** START **
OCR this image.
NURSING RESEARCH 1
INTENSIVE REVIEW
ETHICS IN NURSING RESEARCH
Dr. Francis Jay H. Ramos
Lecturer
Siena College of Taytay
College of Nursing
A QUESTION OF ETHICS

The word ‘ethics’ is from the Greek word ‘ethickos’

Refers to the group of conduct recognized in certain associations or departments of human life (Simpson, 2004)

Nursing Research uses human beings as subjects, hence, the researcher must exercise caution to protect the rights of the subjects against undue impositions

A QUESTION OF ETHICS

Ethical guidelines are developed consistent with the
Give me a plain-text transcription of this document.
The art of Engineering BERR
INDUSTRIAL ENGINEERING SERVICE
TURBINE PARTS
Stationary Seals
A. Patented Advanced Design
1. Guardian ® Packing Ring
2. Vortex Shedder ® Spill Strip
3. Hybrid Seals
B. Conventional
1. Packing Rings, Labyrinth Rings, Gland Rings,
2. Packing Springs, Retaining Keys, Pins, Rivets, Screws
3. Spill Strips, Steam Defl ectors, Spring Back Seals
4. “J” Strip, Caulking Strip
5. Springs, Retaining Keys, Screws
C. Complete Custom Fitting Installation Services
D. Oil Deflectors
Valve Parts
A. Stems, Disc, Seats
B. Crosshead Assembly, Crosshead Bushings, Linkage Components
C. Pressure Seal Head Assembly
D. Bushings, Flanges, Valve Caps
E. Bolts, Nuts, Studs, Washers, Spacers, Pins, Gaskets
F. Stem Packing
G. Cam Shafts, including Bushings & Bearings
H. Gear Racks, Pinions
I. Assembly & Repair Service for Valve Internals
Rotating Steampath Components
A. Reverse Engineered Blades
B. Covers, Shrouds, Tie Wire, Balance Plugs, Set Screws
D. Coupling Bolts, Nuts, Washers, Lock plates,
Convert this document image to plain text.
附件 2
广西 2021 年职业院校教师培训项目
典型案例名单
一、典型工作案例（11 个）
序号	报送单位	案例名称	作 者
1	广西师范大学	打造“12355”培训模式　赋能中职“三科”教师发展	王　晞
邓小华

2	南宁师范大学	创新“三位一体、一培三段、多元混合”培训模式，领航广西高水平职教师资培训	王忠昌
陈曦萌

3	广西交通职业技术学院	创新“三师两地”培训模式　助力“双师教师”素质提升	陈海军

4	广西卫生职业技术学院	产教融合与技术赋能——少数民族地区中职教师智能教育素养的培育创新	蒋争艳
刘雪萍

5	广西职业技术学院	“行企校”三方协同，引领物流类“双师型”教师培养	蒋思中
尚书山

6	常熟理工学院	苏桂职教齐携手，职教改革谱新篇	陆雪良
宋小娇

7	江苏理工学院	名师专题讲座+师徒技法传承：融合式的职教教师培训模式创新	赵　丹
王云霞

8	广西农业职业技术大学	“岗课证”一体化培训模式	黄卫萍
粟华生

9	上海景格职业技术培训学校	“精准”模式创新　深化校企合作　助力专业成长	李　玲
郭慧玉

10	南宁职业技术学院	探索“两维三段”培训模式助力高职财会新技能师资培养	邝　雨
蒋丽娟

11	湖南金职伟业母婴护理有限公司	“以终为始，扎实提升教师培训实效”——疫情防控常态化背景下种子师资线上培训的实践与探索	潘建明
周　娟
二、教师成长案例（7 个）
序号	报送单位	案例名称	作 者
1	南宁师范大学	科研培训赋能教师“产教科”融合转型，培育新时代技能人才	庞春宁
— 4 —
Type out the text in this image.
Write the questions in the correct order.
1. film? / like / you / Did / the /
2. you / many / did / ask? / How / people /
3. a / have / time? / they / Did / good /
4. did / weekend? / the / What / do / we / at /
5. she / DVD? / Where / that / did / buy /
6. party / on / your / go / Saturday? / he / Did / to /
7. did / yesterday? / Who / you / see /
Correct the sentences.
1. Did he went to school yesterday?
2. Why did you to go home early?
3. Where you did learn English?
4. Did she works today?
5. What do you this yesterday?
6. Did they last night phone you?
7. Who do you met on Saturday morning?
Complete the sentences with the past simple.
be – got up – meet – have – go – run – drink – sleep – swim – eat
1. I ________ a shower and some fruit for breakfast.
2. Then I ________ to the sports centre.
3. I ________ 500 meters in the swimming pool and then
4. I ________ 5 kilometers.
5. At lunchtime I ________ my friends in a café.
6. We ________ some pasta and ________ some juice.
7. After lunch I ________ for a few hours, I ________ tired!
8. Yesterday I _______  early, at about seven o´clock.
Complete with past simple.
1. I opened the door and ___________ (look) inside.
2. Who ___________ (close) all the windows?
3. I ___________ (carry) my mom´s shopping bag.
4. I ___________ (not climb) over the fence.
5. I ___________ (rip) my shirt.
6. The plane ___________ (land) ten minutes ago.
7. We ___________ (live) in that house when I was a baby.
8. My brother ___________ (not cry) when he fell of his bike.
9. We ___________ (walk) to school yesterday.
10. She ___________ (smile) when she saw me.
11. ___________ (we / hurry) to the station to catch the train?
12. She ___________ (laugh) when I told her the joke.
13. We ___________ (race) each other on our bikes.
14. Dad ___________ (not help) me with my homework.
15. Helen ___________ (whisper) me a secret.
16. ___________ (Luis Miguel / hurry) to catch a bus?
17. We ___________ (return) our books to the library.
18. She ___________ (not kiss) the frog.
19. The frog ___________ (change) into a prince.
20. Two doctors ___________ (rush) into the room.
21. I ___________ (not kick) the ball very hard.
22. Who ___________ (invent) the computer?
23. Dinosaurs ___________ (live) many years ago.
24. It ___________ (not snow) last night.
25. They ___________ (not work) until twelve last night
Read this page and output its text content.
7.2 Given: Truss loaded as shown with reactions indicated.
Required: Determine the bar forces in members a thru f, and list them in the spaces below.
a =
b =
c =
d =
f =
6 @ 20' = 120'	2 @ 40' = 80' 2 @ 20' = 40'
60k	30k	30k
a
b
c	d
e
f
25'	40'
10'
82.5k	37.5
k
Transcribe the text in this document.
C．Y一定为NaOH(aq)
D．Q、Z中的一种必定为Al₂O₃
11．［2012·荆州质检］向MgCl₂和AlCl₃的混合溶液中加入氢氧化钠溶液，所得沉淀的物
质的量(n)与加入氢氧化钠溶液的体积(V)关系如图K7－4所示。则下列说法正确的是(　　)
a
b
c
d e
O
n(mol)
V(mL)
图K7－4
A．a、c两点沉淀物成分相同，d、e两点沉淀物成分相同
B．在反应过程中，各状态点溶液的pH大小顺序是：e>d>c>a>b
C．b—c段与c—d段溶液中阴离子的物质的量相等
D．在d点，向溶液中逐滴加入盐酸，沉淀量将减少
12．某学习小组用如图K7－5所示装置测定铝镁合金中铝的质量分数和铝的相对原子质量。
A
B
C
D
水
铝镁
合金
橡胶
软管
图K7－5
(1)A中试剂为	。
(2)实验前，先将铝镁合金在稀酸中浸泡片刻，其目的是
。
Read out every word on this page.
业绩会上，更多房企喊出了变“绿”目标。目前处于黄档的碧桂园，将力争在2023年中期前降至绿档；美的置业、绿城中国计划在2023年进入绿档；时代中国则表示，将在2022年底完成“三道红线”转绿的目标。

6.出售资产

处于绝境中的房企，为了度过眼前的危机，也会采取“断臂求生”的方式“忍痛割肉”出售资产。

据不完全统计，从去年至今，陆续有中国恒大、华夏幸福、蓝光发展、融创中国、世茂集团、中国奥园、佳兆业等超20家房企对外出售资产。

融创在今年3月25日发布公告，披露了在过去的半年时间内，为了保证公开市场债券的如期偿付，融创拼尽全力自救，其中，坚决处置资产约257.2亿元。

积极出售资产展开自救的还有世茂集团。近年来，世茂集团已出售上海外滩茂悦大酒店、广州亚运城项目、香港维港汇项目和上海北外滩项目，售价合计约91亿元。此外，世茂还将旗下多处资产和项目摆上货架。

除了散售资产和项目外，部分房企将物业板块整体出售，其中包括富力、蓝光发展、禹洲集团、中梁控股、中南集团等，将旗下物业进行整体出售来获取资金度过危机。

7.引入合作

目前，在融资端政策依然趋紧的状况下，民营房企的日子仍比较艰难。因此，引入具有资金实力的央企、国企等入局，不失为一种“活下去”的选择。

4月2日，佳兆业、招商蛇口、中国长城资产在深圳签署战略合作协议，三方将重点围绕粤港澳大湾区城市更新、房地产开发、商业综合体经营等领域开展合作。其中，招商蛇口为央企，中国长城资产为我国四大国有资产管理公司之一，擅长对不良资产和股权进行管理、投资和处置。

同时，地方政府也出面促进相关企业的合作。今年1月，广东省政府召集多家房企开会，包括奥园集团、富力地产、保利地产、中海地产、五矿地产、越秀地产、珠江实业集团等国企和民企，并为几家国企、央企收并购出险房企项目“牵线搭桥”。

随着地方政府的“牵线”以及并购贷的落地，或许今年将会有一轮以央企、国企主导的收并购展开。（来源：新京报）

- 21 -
** END **
§ **Stated problem**: Copy out every line holding the string "Assembly".

§ **Correct result**:
B. Crosshead Assembly, Crosshead Bushings, Linkage Components
C. Pressure Seal Head Assembly
I. Assembly & Repair Service for Valve Internals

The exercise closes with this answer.